- EXERCISE DESCRIPTION -
Begin at the line that holds "What does this" and retype every line through the end of the material, both included. Leave out the pictures.

[Dataset items]
※ ※ ※
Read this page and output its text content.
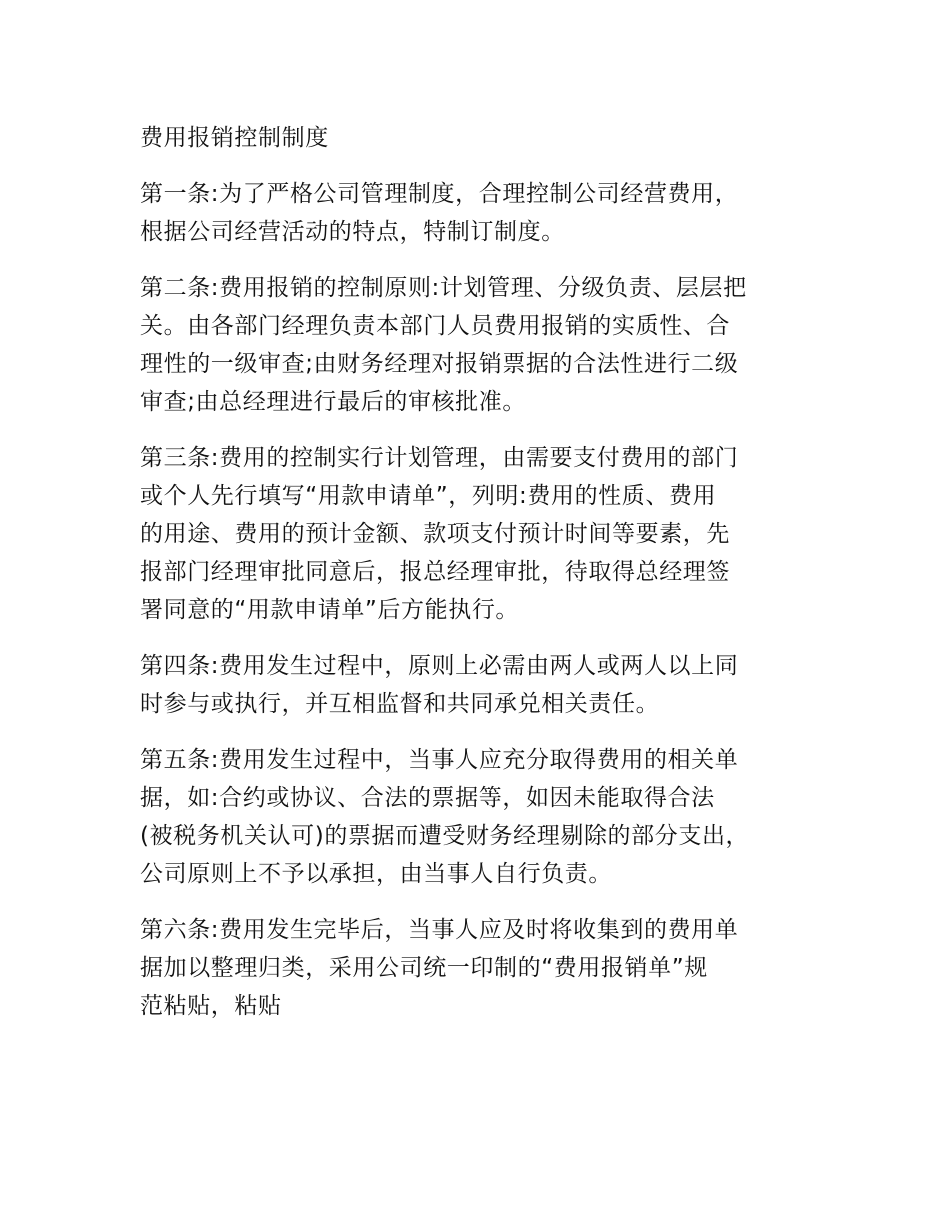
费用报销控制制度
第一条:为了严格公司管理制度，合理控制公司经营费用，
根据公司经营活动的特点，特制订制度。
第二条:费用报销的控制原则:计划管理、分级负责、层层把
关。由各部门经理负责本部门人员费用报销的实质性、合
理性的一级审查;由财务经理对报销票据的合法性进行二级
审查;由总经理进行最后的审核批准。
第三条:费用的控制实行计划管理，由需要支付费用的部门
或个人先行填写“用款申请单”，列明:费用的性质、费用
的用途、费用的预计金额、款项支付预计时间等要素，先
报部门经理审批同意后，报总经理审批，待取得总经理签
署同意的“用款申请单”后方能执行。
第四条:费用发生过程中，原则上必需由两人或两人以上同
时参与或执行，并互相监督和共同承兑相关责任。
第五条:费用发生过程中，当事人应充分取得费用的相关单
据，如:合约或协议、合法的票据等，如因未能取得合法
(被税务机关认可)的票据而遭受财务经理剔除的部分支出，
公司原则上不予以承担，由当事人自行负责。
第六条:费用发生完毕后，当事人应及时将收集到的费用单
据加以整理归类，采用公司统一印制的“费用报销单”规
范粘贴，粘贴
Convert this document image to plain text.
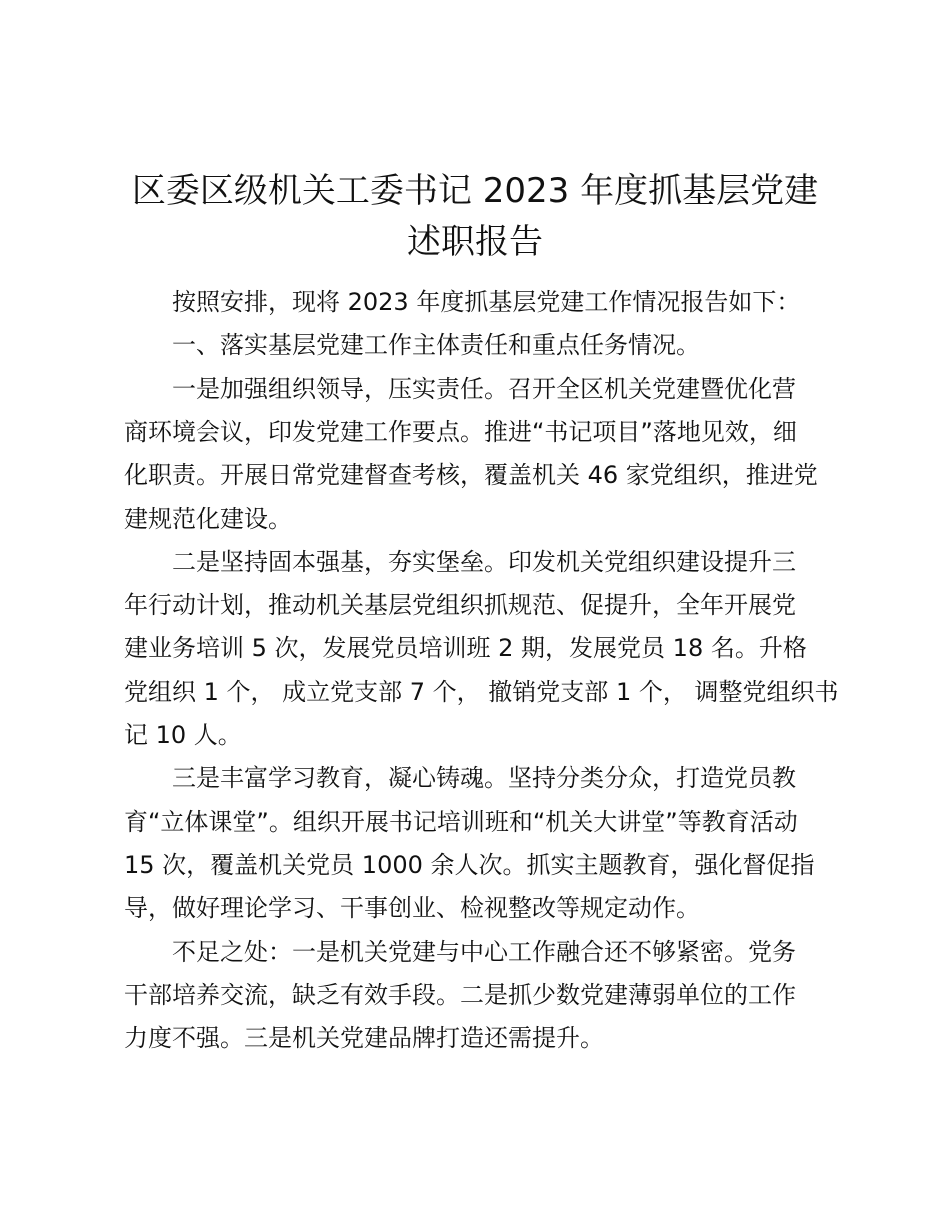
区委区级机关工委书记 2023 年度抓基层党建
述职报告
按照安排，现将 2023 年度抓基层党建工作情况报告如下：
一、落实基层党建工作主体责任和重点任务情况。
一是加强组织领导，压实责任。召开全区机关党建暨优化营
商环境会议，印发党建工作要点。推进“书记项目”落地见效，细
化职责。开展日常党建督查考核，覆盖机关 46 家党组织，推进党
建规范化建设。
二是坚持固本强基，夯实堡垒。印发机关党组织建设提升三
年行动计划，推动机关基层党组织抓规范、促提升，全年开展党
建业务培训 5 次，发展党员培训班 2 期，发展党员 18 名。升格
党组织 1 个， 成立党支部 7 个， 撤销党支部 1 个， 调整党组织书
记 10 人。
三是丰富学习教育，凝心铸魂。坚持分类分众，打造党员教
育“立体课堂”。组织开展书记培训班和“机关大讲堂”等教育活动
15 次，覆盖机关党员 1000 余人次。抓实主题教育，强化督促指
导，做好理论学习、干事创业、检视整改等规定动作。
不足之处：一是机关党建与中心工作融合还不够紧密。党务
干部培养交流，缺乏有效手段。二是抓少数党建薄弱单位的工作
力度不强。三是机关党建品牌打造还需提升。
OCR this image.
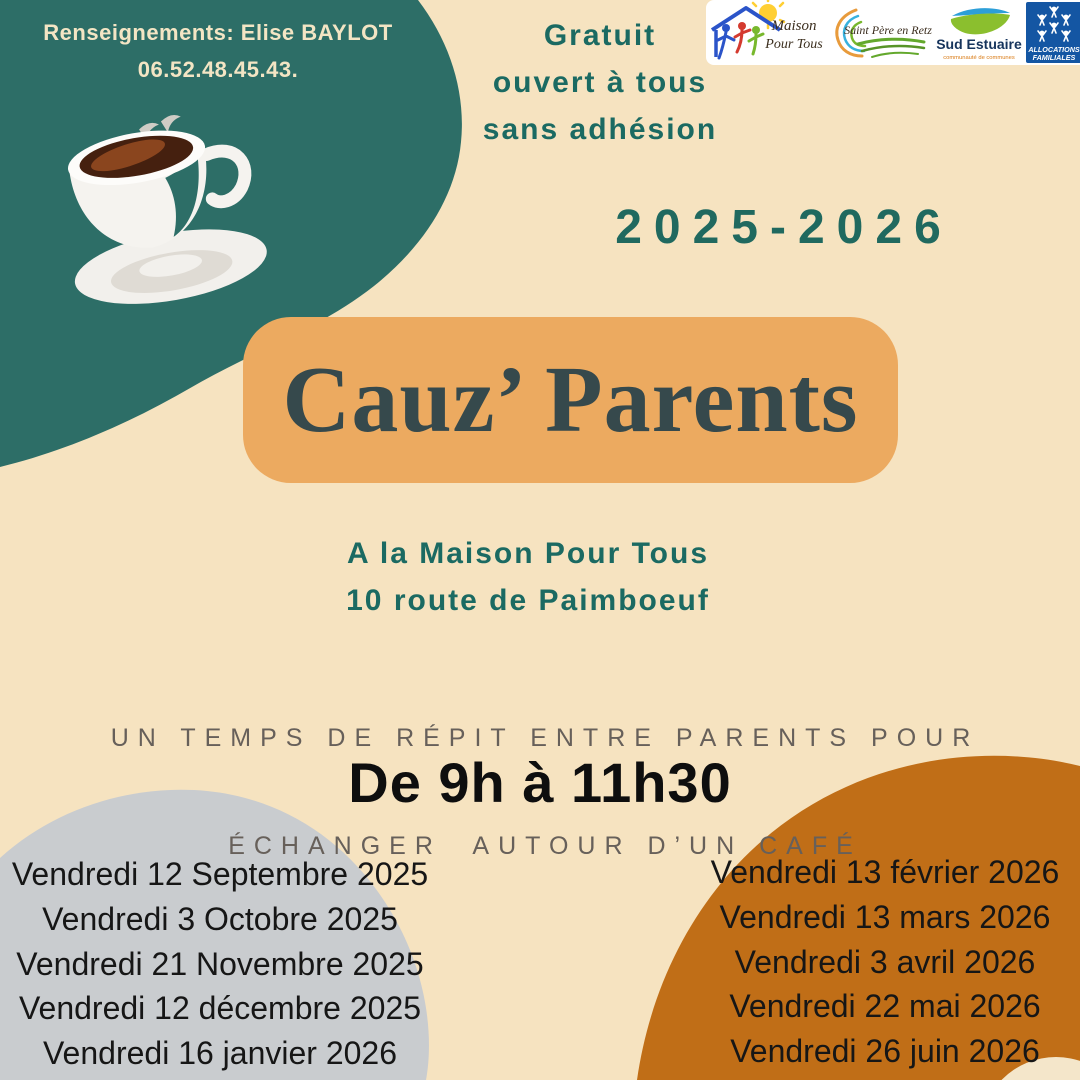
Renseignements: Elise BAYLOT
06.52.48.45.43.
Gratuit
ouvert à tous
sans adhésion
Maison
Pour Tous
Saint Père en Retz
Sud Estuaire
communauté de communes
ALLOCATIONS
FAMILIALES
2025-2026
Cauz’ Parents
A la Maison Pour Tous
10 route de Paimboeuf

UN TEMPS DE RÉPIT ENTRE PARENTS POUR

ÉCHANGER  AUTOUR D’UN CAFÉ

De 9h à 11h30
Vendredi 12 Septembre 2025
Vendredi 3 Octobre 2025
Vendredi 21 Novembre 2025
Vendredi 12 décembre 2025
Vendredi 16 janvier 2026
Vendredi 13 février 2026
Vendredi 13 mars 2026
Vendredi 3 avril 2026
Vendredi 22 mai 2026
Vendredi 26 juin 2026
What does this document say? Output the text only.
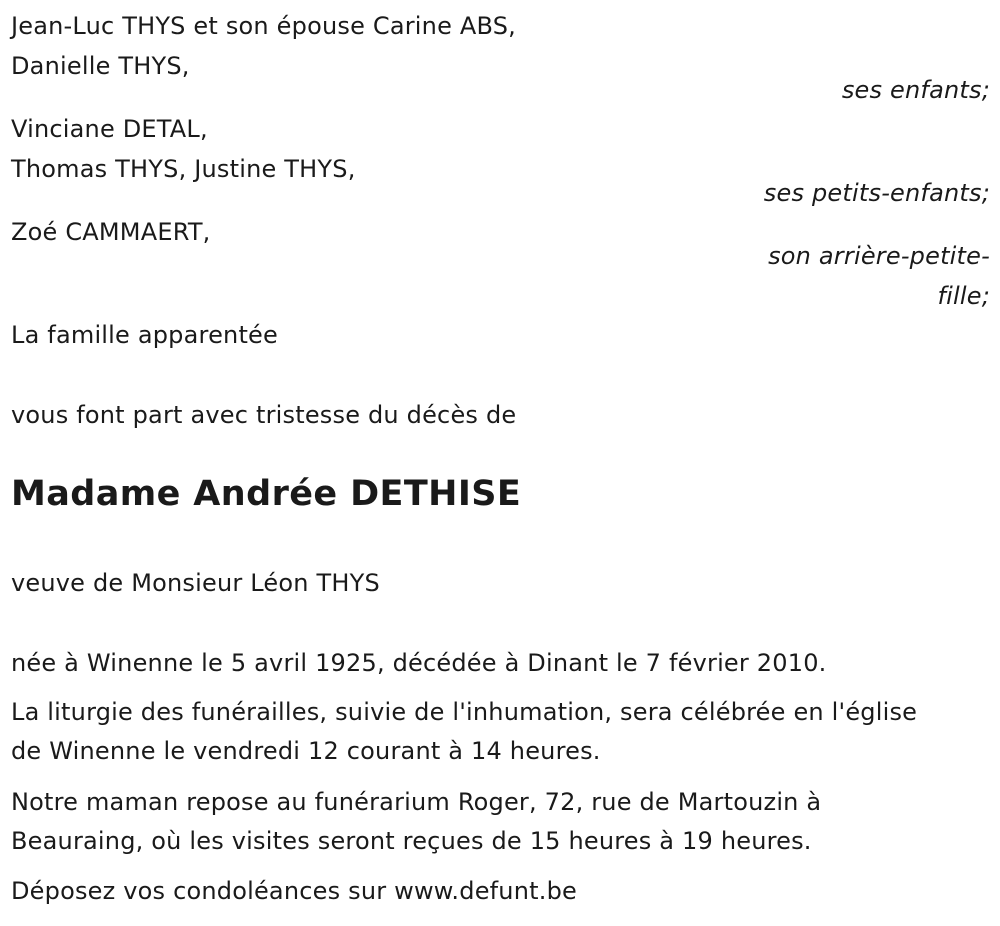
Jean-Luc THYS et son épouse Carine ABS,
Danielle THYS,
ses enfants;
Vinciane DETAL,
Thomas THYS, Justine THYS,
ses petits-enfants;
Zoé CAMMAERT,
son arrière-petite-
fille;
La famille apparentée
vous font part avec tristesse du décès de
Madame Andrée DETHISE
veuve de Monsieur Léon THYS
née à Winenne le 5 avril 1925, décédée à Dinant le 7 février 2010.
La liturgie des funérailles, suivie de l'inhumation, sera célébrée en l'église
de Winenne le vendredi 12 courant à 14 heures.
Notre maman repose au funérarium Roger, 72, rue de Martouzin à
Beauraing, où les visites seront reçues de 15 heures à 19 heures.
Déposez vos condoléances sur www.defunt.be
※ ※ ※
- FINAL ANSWER -
What does this document say? Output the text only.
Jean-Luc THYS et son épouse Carine ABS,
Danielle THYS,
ses enfants;
Vinciane DETAL,
Thomas THYS, Justine THYS,
ses petits-enfants;
Zoé CAMMAERT,
son arrière-petite-
fille;
La famille apparentée
vous font part avec tristesse du décès de
Madame Andrée DETHISE
veuve de Monsieur Léon THYS
née à Winenne le 5 avril 1925, décédée à Dinant le 7 février 2010.
La liturgie des funérailles, suivie de l'inhumation, sera célébrée en l'église
de Winenne le vendredi 12 courant à 14 heures.
Notre maman repose au funérarium Roger, 72, rue de Martouzin à
Beauraing, où les visites seront reçues de 15 heures à 19 heures.
Déposez vos condoléances sur www.defunt.be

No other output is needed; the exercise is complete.